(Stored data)
• • • • • • •
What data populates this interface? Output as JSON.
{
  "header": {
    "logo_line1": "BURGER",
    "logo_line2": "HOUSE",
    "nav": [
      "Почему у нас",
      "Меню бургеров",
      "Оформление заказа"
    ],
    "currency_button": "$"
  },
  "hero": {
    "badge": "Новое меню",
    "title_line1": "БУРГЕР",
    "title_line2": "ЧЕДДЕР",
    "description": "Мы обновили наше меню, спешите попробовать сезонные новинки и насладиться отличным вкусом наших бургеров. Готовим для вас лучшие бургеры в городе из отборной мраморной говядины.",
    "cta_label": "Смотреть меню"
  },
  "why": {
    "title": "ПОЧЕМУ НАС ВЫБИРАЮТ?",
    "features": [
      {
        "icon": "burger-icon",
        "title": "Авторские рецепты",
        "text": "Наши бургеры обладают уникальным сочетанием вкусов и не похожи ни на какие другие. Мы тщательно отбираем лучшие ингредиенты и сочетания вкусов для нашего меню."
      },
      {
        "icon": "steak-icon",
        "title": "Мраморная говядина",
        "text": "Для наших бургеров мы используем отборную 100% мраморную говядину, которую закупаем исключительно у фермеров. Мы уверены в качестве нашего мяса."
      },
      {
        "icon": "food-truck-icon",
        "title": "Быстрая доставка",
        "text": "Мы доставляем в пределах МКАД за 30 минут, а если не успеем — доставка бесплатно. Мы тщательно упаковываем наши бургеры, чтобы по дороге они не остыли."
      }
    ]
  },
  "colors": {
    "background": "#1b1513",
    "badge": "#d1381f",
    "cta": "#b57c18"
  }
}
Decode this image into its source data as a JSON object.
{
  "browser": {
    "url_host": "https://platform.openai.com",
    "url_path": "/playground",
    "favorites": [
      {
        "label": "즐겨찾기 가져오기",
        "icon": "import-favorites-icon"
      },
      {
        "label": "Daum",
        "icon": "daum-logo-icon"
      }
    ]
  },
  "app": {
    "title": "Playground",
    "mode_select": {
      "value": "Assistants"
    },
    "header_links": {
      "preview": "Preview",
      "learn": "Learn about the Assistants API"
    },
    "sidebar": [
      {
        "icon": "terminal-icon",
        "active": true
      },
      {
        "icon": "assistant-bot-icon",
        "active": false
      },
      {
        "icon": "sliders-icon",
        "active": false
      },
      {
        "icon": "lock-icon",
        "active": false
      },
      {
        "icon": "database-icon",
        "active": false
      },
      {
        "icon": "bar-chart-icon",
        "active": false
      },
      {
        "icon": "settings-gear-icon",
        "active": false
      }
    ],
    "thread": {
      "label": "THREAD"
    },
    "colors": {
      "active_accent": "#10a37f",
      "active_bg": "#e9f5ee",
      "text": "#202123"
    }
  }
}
• • • • • • •
→ **Goal**
Write every entry out again exactly.

→ **Answer to this exercise**
What data populates this interface? Output as JSON.
{
  "header": {
    "logo_line1": "BURGER",
    "logo_line2": "HOUSE",
    "nav": [
      "Почему у нас",
      "Меню бургеров",
      "Оформление заказа"
    ],
    "currency_button": "$"
  },
  "hero": {
    "badge": "Новое меню",
    "title_line1": "БУРГЕР",
    "title_line2": "ЧЕДДЕР",
    "description": "Мы обновили наше меню, спешите попробовать сезонные новинки и насладиться отличным вкусом наших бургеров. Готовим для вас лучшие бургеры в городе из отборной мраморной говядины.",
    "cta_label": "Смотреть меню"
  },
  "why": {
    "title": "ПОЧЕМУ НАС ВЫБИРАЮТ?",
    "features": [
      {
        "icon": "burger-icon",
        "title": "Авторские рецепты",
        "text": "Наши бургеры обладают уникальным сочетанием вкусов и не похожи ни на какие другие. Мы тщательно отбираем лучшие ингредиенты и сочетания вкусов для нашего меню."
      },
      {
        "icon": "steak-icon",
        "title": "Мраморная говядина",
        "text": "Для наших бургеров мы используем отборную 100% мраморную говядину, которую закупаем исключительно у фермеров. Мы уверены в качестве нашего мяса."
      },
      {
        "icon": "food-truck-icon",
        "title": "Быстрая доставка",
        "text": "Мы доставляем в пределах МКАД за 30 минут, а если не успеем — доставка бесплатно. Мы тщательно упаковываем наши бургеры, чтобы по дороге они не остыли."
      }
    ]
  },
  "colors": {
    "background": "#1b1513",
    "badge": "#d1381f",
    "cta": "#b57c18"
  }
}
Decode this image into its source data as a JSON object.
{
  "browser": {
    "url_host": "https://platform.openai.com",
    "url_path": "/playground",
    "favorites": [
      {
        "label": "즐겨찾기 가져오기",
        "icon": "import-favorites-icon"
      },
      {
        "label": "Daum",
        "icon": "daum-logo-icon"
      }
    ]
  },
  "app": {
    "title": "Playground",
    "mode_select": {
      "value": "Assistants"
    },
    "header_links": {
      "preview": "Preview",
      "learn": "Learn about the Assistants API"
    },
    "sidebar": [
      {
        "icon": "terminal-icon",
        "active": true
      },
      {
        "icon": "assistant-bot-icon",
        "active": false
      },
      {
        "icon": "sliders-icon",
        "active": false
      },
      {
        "icon": "lock-icon",
        "active": false
      },
      {
        "icon": "database-icon",
        "active": false
      },
      {
        "icon": "bar-chart-icon",
        "active": false
      },
      {
        "icon": "settings-gear-icon",
        "active": false
      }
    ],
    "thread": {
      "label": "THREAD"
    },
    "colors": {
      "active_accent": "#10a37f",
      "active_bg": "#e9f5ee",
      "text": "#202123"
    }
  }
}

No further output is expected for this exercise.